Data excerpts:

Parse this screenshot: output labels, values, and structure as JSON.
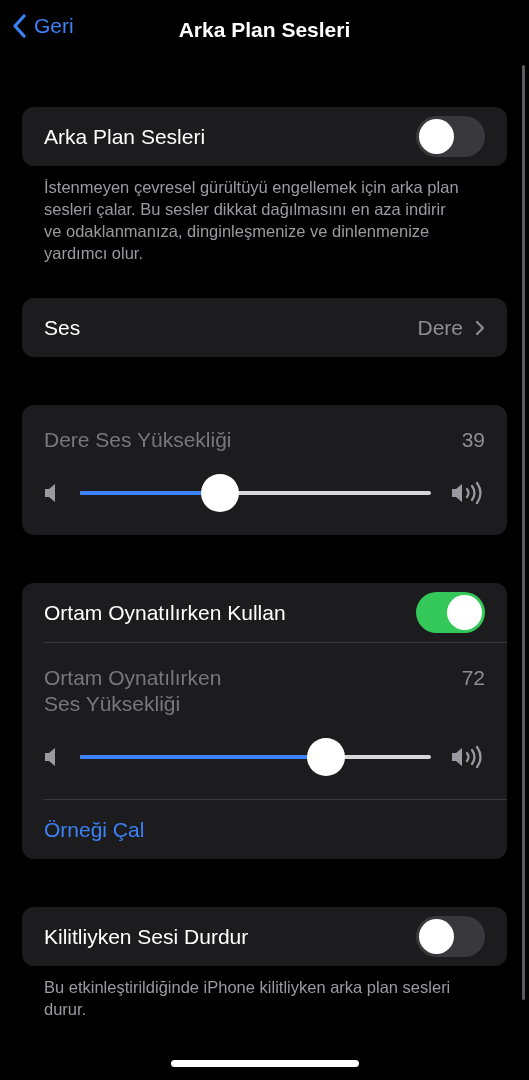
{
  "nav": {
    "back": "Geri",
    "title": "Arka Plan Sesleri"
  },
  "groups": [
    {
      "rows": [
        {
          "kind": "toggle",
          "label": "Arka Plan Sesleri",
          "on": false
        }
      ],
      "footer": "İstenmeyen çevresel gürültüyü engellemek için arka plan sesleri çalar. Bu sesler dikkat dağılmasını en aza indirir ve odaklanmanıza, dinginleşmenize ve dinlenmenize yardımcı olur."
    },
    {
      "rows": [
        {
          "kind": "nav",
          "label": "Ses",
          "value": "Dere"
        }
      ]
    },
    {
      "rows": [
        {
          "kind": "slider",
          "label": "Dere Ses Yüksekliği",
          "reading": "39",
          "level": 0.4,
          "disabled": true
        }
      ]
    },
    {
      "rows": [
        {
          "kind": "toggle",
          "label": "Ortam Oynatılırken Kullan",
          "on": true
        },
        {
          "kind": "slider",
          "label": "Ortam Oynatılırken\nSes Yüksekliği",
          "reading": "72",
          "level": 0.7,
          "disabled": true
        },
        {
          "kind": "link",
          "label": "Örneği Çal"
        }
      ]
    },
    {
      "rows": [
        {
          "kind": "toggle",
          "label": "Kilitliyken Sesi Durdur",
          "on": false
        }
      ],
      "footer": "Bu etkinleştirildiğinde iPhone kilitliyken arka plan sesleri durur."
    }
  ]
}
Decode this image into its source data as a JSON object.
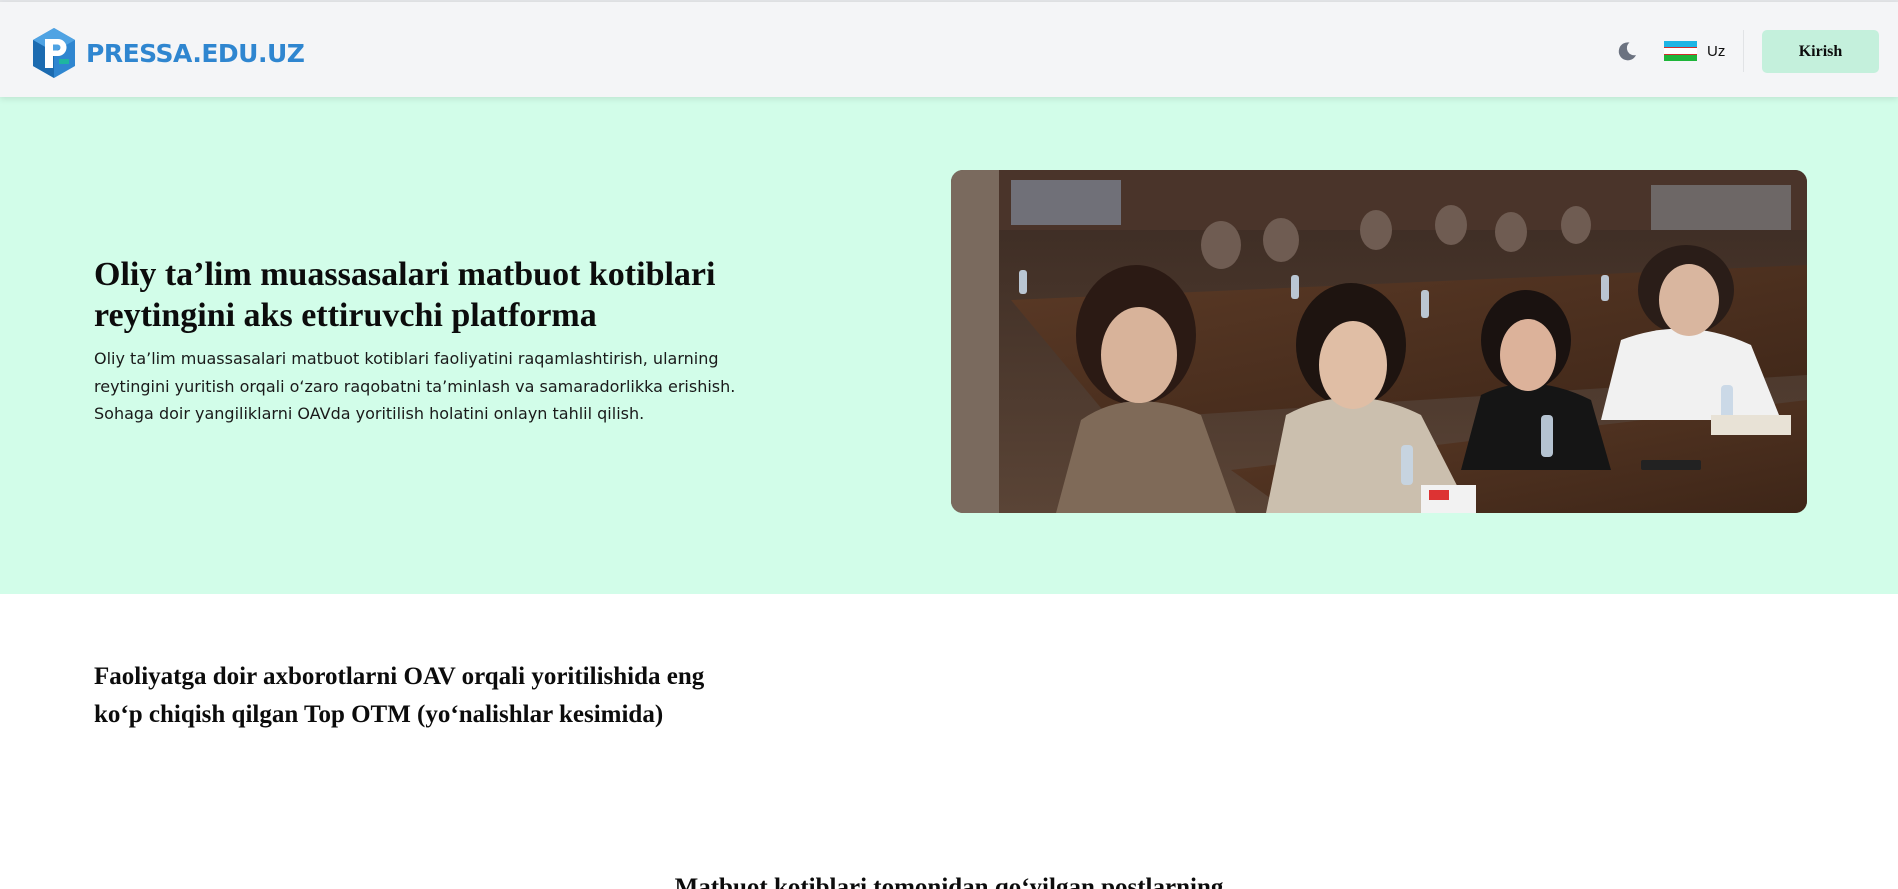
{
  "header": {
    "logo_text": "PRESSA.EDU.UZ",
    "theme_icon": "moon-icon",
    "language": {
      "label": "Uz",
      "flag_icon": "uzbekistan-flag-icon"
    },
    "login_label": "Kirish"
  },
  "hero": {
    "title": "Oliy ta’lim muassasalari matbuot kotiblari reytingini aks ettiruvchi platforma",
    "description": "Oliy ta’lim muassasalari matbuot kotiblari faoliyatini raqamlashtirish, ularning reytingini yuritish orqali o‘zaro raqobatni ta’minlash va samaradorlikka erishish. Sohaga doir yangiliklarni OAVda yoritilish holatini onlayn tahlil qilish.",
    "image_icon": "seminar-photo-image"
  },
  "sections": {
    "top_otm_title": "Faoliyatga doir axborotlarni OAV orqali yoritilishida eng ko‘p chiqish qilgan Top OTM (yo‘nalishlar kesimida)",
    "posts_title": "Matbuot kotiblari tomonidan qo‘yilgan postlarning"
  },
  "colors": {
    "brand_blue": "#2f86d0",
    "hero_background": "#d2fde9",
    "login_button": "#c4f0dc",
    "navbar_background": "#f4f5f7"
  }
}
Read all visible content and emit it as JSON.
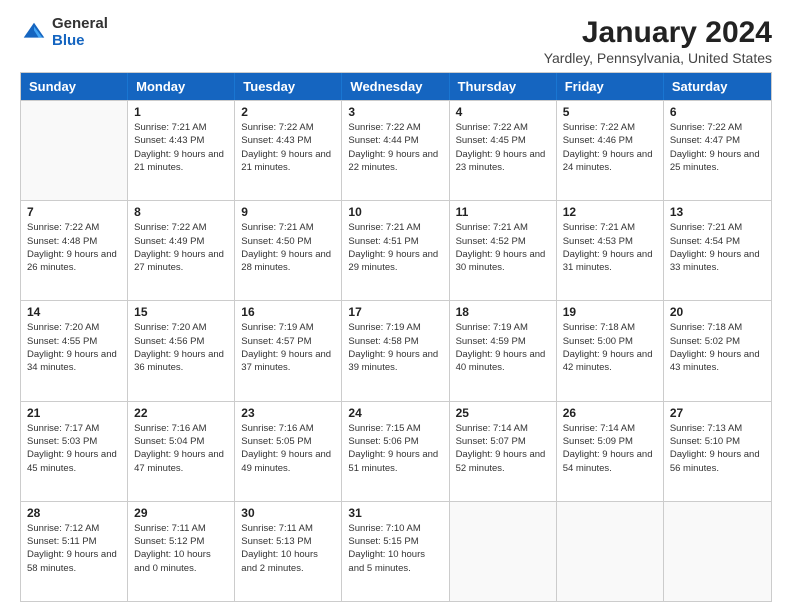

EXERCISE: Of all the lines in the material above, how many contain the word "this"? Give only the count.

ANSWER TO THE EXERCISE: 2